#### AIM
The records that follow are to be repeated without alteration.

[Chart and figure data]
__________
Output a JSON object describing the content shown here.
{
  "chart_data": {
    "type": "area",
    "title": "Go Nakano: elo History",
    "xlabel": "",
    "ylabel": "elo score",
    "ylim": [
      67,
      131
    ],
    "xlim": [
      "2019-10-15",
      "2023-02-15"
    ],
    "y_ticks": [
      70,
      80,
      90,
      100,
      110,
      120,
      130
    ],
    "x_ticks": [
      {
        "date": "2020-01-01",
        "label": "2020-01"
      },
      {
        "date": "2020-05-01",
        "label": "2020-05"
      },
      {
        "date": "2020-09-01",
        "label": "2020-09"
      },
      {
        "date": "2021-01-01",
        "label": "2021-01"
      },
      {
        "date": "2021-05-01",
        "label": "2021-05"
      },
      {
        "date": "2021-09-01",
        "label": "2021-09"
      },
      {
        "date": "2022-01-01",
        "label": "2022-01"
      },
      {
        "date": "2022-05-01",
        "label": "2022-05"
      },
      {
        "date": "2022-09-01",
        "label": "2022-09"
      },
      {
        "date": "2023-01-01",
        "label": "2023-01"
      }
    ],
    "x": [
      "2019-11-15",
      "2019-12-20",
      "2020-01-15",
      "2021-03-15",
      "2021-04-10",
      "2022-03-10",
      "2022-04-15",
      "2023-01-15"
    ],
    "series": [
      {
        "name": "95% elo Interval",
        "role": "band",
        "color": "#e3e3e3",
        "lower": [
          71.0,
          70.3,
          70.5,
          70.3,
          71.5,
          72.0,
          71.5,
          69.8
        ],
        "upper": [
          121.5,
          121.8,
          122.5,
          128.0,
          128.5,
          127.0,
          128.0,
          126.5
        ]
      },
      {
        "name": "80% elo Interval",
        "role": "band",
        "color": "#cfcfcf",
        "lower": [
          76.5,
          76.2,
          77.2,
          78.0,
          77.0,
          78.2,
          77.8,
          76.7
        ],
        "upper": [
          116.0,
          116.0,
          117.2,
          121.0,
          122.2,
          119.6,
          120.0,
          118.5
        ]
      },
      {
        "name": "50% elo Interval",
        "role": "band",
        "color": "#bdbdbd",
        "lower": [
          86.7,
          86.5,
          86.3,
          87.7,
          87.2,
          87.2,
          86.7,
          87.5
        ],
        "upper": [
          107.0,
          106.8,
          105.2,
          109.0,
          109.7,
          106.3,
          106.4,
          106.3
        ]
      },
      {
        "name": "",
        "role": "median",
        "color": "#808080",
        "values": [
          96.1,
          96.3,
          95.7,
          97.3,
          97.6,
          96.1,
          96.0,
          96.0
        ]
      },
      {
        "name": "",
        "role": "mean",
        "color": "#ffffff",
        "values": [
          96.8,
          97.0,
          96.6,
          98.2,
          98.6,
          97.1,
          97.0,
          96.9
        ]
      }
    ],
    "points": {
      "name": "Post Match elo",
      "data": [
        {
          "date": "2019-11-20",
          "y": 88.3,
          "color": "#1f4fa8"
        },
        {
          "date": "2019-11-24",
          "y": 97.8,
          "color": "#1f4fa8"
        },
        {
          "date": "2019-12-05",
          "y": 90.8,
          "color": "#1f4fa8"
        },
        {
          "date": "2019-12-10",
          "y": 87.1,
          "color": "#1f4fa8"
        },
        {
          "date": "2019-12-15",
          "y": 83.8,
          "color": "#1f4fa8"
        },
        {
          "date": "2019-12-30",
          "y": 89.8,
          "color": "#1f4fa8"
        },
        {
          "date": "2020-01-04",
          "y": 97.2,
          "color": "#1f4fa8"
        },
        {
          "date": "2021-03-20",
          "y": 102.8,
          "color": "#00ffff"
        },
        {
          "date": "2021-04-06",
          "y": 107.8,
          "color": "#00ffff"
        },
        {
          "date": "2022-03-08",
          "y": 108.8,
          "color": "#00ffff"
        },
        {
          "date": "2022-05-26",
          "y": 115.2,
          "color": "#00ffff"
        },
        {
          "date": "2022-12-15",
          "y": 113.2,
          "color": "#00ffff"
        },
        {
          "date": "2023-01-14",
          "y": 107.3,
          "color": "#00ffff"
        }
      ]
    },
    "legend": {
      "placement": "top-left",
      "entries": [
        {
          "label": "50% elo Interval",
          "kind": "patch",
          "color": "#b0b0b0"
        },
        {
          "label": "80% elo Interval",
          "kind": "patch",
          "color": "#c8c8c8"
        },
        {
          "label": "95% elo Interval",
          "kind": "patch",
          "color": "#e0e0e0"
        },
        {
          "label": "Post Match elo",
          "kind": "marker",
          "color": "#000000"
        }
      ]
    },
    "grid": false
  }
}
__________
#### FINAL RESULT
Output a JSON object describing the content shown here.
{
  "chart_data": {
    "type": "area",
    "title": "Go Nakano: elo History",
    "xlabel": "",
    "ylabel": "elo score",
    "ylim": [
      67,
      131
    ],
    "xlim": [
      "2019-10-15",
      "2023-02-15"
    ],
    "y_ticks": [
      70,
      80,
      90,
      100,
      110,
      120,
      130
    ],
    "x_ticks": [
      {
        "date": "2020-01-01",
        "label": "2020-01"
      },
      {
        "date": "2020-05-01",
        "label": "2020-05"
      },
      {
        "date": "2020-09-01",
        "label": "2020-09"
      },
      {
        "date": "2021-01-01",
        "label": "2021-01"
      },
      {
        "date": "2021-05-01",
        "label": "2021-05"
      },
      {
        "date": "2021-09-01",
        "label": "2021-09"
      },
      {
        "date": "2022-01-01",
        "label": "2022-01"
      },
      {
        "date": "2022-05-01",
        "label": "2022-05"
      },
      {
        "date": "2022-09-01",
        "label": "2022-09"
      },
      {
        "date": "2023-01-01",
        "label": "2023-01"
      }
    ],
    "x": [
      "2019-11-15",
      "2019-12-20",
      "2020-01-15",
      "2021-03-15",
      "2021-04-10",
      "2022-03-10",
      "2022-04-15",
      "2023-01-15"
    ],
    "series": [
      {
        "name": "95% elo Interval",
        "role": "band",
        "color": "#e3e3e3",
        "lower": [
          71.0,
          70.3,
          70.5,
          70.3,
          71.5,
          72.0,
          71.5,
          69.8
        ],
        "upper": [
          121.5,
          121.8,
          122.5,
          128.0,
          128.5,
          127.0,
          128.0,
          126.5
        ]
      },
      {
        "name": "80% elo Interval",
        "role": "band",
        "color": "#cfcfcf",
        "lower": [
          76.5,
          76.2,
          77.2,
          78.0,
          77.0,
          78.2,
          77.8,
          76.7
        ],
        "upper": [
          116.0,
          116.0,
          117.2,
          121.0,
          122.2,
          119.6,
          120.0,
          118.5
        ]
      },
      {
        "name": "50% elo Interval",
        "role": "band",
        "color": "#bdbdbd",
        "lower": [
          86.7,
          86.5,
          86.3,
          87.7,
          87.2,
          87.2,
          86.7,
          87.5
        ],
        "upper": [
          107.0,
          106.8,
          105.2,
          109.0,
          109.7,
          106.3,
          106.4,
          106.3
        ]
      },
      {
        "name": "",
        "role": "median",
        "color": "#808080",
        "values": [
          96.1,
          96.3,
          95.7,
          97.3,
          97.6,
          96.1,
          96.0,
          96.0
        ]
      },
      {
        "name": "",
        "role": "mean",
        "color": "#ffffff",
        "values": [
          96.8,
          97.0,
          96.6,
          98.2,
          98.6,
          97.1,
          97.0,
          96.9
        ]
      }
    ],
    "points": {
      "name": "Post Match elo",
      "data": [
        {
          "date": "2019-11-20",
          "y": 88.3,
          "color": "#1f4fa8"
        },
        {
          "date": "2019-11-24",
          "y": 97.8,
          "color": "#1f4fa8"
        },
        {
          "date": "2019-12-05",
          "y": 90.8,
          "color": "#1f4fa8"
        },
        {
          "date": "2019-12-10",
          "y": 87.1,
          "color": "#1f4fa8"
        },
        {
          "date": "2019-12-15",
          "y": 83.8,
          "color": "#1f4fa8"
        },
        {
          "date": "2019-12-30",
          "y": 89.8,
          "color": "#1f4fa8"
        },
        {
          "date": "2020-01-04",
          "y": 97.2,
          "color": "#1f4fa8"
        },
        {
          "date": "2021-03-20",
          "y": 102.8,
          "color": "#00ffff"
        },
        {
          "date": "2021-04-06",
          "y": 107.8,
          "color": "#00ffff"
        },
        {
          "date": "2022-03-08",
          "y": 108.8,
          "color": "#00ffff"
        },
        {
          "date": "2022-05-26",
          "y": 115.2,
          "color": "#00ffff"
        },
        {
          "date": "2022-12-15",
          "y": 113.2,
          "color": "#00ffff"
        },
        {
          "date": "2023-01-14",
          "y": 107.3,
          "color": "#00ffff"
        }
      ]
    },
    "legend": {
      "placement": "top-left",
      "entries": [
        {
          "label": "50% elo Interval",
          "kind": "patch",
          "color": "#b0b0b0"
        },
        {
          "label": "80% elo Interval",
          "kind": "patch",
          "color": "#c8c8c8"
        },
        {
          "label": "95% elo Interval",
          "kind": "patch",
          "color": "#e0e0e0"
        },
        {
          "label": "Post Match elo",
          "kind": "marker",
          "color": "#000000"
        }
      ]
    },
    "grid": false
  }
}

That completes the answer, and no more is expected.